**** PROVIDED INFORMATION ****

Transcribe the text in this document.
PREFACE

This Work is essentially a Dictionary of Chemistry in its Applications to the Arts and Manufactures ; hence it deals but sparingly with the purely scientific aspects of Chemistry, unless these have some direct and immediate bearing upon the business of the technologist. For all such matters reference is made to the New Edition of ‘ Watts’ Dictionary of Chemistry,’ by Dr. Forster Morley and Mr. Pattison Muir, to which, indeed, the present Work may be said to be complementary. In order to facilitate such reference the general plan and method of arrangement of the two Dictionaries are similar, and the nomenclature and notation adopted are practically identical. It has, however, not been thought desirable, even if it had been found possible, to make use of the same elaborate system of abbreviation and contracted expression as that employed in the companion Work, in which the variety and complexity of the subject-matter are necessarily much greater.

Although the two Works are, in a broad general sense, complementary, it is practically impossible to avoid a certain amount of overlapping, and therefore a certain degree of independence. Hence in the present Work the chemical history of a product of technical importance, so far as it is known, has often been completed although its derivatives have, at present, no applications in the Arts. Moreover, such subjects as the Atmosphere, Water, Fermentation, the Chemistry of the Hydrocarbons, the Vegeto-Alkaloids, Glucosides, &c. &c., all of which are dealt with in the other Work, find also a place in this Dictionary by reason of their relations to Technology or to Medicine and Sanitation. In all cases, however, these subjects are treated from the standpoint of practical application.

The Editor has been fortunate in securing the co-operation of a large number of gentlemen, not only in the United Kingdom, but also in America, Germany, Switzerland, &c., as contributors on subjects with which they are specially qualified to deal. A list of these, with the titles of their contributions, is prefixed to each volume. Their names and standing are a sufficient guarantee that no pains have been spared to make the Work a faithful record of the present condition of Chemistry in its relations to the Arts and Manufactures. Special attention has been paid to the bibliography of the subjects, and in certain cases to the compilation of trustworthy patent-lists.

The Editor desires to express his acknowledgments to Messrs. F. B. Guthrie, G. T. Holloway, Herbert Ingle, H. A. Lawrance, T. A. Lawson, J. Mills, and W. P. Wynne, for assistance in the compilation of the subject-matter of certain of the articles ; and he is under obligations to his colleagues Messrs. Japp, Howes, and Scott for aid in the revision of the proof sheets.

****
**** PROVIDED INFORMATION ****

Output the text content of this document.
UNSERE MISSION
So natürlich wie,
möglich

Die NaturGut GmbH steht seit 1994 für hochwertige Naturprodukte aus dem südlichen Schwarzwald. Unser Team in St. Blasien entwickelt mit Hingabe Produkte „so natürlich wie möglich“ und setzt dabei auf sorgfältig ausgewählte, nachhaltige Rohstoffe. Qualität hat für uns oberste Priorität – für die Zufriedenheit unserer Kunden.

****
**** PROVIDED INFORMATION ****

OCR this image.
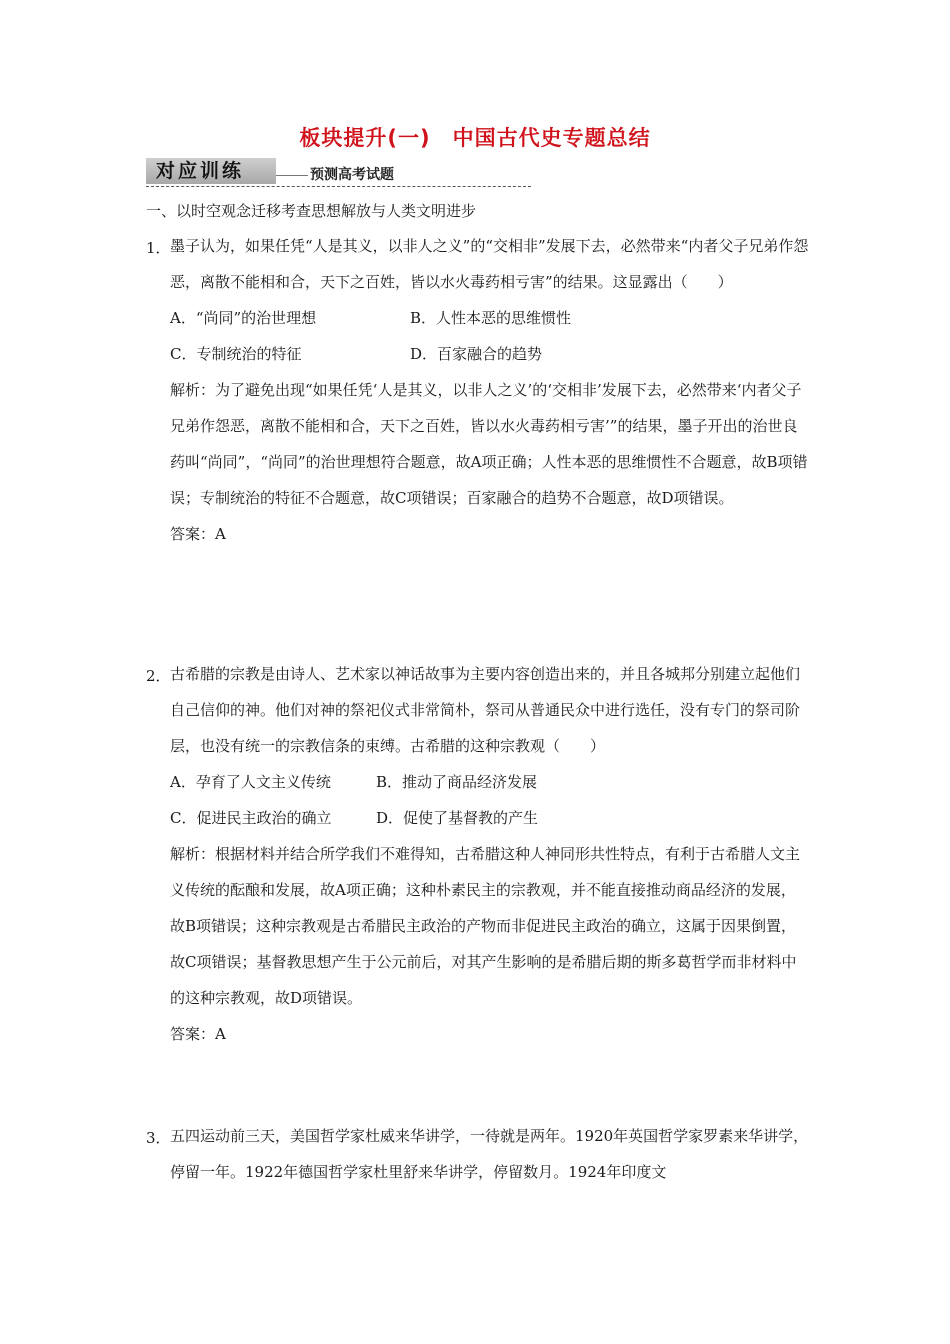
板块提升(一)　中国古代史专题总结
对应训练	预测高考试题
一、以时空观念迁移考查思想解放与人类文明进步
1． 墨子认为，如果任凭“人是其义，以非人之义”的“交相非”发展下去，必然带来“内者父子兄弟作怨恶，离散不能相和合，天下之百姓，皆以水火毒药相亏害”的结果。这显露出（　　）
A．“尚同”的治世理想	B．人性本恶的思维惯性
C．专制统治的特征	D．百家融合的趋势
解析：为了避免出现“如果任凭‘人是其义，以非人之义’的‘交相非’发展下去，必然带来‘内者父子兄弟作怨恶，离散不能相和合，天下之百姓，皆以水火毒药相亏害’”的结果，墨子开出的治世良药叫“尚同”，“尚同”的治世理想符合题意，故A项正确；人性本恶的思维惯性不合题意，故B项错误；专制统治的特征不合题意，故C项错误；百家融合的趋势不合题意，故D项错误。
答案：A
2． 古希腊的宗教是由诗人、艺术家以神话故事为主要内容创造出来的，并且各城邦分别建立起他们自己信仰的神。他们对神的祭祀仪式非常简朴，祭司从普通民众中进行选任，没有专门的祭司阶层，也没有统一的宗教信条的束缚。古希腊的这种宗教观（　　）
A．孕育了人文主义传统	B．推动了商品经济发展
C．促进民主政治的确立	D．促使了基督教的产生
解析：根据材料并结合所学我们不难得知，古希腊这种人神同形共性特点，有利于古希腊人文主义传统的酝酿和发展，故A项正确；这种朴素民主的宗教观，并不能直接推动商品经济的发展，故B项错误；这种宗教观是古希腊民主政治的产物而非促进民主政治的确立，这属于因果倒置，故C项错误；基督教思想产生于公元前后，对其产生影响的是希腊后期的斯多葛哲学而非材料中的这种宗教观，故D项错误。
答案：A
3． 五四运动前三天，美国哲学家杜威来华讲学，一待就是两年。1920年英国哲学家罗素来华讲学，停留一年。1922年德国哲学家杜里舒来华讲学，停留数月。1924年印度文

****

### [TASK DETAILS]
Check each line above for the word "故B项错误", and copy the lines where it appears.

### [EXERCISE RESPONSE]
解析：为了避免出现“如果任凭‘人是其义，以非人之义’的‘交相非’发展下去，必然带来‘内者父子兄弟作怨恶，离散不能相和合，天下之百姓，皆以水火毒药相亏害’”的结果，墨子开出的治世良药叫“尚同”，“尚同”的治世理想符合题意，故A项正确；人性本恶的思维惯性不合题意，故B项错误；专制统治的特征不合题意，故C项错误；百家融合的趋势不合题意，故D项错误。
解析：根据材料并结合所学我们不难得知，古希腊这种人神同形共性特点，有利于古希腊人文主义传统的酝酿和发展，故A项正确；这种朴素民主的宗教观，并不能直接推动商品经济的发展，故B项错误；这种宗教观是古希腊民主政治的产物而非促进民主政治的确立，这属于因果倒置，故C项错误；基督教思想产生于公元前后，对其产生影响的是希腊后期的斯多葛哲学而非材料中的这种宗教观，故D项错误。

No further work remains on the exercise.